## What is needed
Each line that holds the word "Timeline" counts once; report the total and nothing else.

Records from a dataset:
* Begin *

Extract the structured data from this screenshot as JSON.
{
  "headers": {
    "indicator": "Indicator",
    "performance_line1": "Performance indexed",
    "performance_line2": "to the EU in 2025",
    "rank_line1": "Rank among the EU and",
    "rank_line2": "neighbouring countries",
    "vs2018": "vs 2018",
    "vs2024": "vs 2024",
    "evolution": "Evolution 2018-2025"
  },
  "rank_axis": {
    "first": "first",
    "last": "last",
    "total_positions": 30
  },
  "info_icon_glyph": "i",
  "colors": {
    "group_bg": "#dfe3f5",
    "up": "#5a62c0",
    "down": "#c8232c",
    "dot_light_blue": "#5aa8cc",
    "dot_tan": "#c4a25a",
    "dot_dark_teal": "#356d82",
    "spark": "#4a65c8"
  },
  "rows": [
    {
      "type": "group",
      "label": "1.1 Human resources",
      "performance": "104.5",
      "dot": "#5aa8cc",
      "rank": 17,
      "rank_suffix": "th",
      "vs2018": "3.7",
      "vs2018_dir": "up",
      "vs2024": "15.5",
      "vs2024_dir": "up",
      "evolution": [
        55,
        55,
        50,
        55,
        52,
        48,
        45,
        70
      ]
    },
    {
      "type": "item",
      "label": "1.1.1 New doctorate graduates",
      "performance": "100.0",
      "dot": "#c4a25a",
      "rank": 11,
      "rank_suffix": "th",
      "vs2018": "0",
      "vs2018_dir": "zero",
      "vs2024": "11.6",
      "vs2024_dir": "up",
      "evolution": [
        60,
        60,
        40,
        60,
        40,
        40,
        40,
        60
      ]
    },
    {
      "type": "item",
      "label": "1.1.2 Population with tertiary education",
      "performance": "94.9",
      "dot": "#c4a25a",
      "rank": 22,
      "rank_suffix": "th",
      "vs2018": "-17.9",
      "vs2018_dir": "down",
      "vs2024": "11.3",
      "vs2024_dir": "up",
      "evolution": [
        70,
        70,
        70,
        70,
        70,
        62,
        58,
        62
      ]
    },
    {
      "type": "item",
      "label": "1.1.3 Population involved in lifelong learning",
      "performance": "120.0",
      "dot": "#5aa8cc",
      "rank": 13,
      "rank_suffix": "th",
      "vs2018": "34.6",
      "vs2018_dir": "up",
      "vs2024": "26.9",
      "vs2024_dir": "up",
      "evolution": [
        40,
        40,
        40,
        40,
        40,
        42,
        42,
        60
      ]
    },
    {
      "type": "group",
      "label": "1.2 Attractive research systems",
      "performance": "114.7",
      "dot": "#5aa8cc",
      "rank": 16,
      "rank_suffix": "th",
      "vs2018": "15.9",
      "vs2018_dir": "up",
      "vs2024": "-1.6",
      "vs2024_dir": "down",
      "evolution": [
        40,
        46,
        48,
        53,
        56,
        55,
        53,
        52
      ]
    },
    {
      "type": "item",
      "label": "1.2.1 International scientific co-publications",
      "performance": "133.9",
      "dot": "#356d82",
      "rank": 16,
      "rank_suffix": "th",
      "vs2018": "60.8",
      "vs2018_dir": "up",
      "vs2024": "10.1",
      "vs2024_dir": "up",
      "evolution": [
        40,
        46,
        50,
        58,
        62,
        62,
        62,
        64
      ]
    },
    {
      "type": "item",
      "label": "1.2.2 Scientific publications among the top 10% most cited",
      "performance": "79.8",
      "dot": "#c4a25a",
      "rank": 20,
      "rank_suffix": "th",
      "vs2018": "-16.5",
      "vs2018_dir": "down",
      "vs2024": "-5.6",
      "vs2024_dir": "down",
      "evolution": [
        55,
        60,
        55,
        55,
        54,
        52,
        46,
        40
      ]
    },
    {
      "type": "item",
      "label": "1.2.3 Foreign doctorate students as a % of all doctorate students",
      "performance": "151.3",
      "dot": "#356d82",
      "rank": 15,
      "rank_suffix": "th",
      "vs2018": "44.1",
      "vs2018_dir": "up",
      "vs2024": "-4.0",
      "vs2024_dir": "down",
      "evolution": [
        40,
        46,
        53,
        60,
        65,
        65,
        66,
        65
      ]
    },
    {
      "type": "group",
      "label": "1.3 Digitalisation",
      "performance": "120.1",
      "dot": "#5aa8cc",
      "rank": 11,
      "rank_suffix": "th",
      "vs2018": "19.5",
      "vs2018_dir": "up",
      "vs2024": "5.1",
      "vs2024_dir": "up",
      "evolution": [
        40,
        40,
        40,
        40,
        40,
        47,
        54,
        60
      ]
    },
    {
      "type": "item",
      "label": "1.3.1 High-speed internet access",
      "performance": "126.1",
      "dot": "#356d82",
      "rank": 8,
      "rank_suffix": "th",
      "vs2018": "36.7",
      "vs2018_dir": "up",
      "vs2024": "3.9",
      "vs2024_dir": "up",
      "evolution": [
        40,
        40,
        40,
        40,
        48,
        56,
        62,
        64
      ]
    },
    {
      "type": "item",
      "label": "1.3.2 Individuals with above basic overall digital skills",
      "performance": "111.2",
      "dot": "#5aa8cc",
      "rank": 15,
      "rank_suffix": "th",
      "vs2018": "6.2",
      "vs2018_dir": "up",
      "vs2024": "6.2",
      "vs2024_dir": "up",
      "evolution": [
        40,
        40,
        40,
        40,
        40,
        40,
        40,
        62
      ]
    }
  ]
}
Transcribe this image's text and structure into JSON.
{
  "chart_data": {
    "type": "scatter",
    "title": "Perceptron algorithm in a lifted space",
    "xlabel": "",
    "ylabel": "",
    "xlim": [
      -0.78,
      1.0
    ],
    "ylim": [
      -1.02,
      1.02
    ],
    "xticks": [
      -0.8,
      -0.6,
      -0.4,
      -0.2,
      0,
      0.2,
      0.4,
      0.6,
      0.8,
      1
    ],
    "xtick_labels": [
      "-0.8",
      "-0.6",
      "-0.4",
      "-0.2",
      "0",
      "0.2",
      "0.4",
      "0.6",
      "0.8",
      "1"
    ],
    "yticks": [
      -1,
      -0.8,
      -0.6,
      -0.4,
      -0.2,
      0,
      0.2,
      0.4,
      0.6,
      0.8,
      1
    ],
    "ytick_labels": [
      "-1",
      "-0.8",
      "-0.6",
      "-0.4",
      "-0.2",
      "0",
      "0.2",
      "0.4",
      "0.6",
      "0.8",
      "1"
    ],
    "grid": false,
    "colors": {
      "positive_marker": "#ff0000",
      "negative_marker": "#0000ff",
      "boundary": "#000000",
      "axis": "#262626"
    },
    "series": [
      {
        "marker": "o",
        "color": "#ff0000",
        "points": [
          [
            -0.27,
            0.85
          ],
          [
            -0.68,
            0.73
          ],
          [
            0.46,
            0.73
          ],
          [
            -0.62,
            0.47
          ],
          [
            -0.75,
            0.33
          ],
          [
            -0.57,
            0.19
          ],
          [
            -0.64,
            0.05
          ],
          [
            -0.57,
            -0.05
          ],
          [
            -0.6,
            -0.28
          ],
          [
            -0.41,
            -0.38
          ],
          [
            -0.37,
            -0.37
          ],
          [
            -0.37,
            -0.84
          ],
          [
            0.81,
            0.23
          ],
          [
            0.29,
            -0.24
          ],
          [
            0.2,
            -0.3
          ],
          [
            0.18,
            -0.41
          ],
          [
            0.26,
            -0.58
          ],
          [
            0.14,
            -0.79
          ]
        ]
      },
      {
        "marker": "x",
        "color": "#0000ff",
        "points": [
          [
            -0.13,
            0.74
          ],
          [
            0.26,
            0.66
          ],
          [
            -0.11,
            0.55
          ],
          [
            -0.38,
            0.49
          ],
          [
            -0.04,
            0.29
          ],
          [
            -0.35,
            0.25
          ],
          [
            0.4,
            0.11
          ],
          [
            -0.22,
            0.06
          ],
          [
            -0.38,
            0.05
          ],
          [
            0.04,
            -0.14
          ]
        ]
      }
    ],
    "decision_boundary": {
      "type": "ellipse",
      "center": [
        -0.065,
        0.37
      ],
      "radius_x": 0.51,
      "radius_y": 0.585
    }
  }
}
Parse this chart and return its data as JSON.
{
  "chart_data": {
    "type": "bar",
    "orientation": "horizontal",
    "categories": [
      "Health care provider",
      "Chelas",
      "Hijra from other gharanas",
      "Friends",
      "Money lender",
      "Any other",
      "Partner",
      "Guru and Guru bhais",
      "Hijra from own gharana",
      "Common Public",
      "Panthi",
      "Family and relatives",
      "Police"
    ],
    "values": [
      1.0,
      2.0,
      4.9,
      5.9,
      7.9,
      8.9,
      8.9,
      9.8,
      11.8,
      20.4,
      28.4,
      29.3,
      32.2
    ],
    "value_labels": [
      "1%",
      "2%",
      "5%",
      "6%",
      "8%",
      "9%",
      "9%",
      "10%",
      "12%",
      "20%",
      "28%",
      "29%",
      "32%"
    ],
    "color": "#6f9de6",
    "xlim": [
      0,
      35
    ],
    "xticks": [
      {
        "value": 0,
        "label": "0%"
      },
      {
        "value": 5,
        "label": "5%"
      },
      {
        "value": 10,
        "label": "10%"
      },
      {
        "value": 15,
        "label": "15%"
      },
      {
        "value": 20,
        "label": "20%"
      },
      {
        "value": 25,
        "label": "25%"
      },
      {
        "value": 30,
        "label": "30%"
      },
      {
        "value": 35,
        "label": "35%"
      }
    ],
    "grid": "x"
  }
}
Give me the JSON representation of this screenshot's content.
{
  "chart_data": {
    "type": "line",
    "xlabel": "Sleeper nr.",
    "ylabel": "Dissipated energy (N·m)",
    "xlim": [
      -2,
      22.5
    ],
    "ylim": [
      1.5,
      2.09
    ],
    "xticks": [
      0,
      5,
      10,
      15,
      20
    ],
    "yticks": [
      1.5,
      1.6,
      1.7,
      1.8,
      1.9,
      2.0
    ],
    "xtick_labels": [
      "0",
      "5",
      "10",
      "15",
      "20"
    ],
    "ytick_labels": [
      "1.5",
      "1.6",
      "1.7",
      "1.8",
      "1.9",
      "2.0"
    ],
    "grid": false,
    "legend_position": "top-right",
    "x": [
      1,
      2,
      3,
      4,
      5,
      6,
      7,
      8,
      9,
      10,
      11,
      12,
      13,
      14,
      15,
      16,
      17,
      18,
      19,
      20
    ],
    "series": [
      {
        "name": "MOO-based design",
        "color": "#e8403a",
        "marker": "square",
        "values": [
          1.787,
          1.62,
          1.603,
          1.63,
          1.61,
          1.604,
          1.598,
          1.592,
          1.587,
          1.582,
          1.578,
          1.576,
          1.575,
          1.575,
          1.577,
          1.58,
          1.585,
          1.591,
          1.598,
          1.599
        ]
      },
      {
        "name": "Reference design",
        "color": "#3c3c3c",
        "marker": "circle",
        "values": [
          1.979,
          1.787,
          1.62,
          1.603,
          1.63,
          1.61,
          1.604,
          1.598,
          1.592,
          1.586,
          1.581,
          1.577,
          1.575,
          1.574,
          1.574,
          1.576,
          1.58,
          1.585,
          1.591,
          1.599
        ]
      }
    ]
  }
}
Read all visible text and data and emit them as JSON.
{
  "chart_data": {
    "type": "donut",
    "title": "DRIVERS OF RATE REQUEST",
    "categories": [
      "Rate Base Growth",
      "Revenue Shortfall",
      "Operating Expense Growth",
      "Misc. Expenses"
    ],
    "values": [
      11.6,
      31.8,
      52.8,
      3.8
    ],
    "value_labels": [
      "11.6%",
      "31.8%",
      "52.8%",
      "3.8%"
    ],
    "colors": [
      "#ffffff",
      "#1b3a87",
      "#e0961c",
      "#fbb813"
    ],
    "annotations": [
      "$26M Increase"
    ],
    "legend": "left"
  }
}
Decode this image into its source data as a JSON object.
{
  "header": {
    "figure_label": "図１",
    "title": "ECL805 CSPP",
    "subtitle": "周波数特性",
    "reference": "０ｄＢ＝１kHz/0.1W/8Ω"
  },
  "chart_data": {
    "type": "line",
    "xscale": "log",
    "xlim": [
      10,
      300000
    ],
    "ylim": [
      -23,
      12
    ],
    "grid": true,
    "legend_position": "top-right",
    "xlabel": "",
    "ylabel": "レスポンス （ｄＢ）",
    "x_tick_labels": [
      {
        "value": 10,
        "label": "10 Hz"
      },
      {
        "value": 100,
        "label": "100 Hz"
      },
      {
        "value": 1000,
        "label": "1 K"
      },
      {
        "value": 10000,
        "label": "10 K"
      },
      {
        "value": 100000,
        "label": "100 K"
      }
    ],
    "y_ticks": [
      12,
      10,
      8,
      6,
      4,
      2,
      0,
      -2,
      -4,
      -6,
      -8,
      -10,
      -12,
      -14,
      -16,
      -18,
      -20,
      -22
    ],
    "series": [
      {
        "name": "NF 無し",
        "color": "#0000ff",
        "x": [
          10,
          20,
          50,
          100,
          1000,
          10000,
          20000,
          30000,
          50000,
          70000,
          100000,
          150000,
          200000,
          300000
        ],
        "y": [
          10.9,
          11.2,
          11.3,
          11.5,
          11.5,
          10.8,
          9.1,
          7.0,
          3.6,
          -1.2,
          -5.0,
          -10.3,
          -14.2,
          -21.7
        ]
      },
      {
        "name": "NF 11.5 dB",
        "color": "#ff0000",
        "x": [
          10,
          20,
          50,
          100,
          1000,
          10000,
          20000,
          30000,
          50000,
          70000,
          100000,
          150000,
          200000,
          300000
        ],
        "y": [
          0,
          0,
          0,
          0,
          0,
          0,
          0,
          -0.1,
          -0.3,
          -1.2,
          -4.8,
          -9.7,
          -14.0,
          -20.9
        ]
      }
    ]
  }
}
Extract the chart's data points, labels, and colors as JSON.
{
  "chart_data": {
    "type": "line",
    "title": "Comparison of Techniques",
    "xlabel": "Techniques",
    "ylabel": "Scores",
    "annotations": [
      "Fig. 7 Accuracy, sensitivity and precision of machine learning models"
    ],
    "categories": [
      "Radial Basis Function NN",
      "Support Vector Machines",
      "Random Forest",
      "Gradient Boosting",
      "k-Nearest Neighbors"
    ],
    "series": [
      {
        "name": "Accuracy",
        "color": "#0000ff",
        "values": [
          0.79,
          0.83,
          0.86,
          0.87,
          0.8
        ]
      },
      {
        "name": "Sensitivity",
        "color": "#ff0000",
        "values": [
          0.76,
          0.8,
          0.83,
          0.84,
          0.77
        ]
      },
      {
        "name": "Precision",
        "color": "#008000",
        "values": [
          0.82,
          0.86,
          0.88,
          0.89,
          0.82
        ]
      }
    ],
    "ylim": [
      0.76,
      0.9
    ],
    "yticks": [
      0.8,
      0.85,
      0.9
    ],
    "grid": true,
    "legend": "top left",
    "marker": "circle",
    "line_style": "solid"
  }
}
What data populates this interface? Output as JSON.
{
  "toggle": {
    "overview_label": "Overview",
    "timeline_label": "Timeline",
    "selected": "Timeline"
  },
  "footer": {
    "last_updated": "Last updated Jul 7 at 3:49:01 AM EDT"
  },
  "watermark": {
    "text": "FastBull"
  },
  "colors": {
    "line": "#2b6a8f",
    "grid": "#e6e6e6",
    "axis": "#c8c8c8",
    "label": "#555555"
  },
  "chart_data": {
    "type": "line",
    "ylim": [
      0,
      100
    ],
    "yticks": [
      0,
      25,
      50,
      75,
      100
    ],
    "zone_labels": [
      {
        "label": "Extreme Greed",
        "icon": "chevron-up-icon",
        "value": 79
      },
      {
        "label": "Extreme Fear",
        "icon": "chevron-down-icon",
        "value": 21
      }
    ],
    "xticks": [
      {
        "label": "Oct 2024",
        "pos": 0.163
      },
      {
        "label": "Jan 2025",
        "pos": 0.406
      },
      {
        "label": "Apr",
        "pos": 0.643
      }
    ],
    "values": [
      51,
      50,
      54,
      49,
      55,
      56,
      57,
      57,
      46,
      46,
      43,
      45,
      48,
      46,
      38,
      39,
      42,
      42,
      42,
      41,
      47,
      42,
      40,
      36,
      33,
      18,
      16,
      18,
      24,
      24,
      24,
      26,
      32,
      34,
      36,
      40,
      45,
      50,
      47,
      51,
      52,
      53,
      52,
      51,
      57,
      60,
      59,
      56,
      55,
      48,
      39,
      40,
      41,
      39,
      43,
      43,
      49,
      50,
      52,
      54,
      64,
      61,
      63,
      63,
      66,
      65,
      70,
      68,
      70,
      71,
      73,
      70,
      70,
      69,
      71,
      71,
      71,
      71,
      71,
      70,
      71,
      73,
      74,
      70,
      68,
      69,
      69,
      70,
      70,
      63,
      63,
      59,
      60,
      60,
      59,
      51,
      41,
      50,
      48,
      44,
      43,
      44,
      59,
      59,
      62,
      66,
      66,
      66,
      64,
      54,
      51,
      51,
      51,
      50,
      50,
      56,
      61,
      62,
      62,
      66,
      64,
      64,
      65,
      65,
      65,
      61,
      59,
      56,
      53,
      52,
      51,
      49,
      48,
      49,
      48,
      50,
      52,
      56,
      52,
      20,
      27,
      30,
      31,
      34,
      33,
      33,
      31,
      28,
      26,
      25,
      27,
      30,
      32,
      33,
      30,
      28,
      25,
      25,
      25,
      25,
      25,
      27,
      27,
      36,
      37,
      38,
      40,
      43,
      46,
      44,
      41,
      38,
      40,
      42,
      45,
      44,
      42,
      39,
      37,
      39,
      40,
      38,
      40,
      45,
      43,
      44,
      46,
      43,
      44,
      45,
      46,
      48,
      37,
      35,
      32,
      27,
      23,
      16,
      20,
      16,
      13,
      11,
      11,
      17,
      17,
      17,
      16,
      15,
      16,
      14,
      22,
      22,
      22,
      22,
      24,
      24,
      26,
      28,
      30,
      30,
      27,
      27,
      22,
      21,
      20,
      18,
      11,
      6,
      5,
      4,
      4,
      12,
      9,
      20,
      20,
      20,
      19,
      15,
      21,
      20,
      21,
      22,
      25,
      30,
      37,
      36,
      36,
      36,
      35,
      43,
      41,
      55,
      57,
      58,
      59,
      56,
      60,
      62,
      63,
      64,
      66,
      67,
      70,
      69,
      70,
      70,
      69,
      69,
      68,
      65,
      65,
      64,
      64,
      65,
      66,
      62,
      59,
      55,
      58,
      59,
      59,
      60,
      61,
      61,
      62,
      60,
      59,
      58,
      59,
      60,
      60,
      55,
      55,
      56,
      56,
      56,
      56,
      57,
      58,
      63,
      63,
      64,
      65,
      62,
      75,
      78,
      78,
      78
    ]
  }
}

* End *

## Answer below
2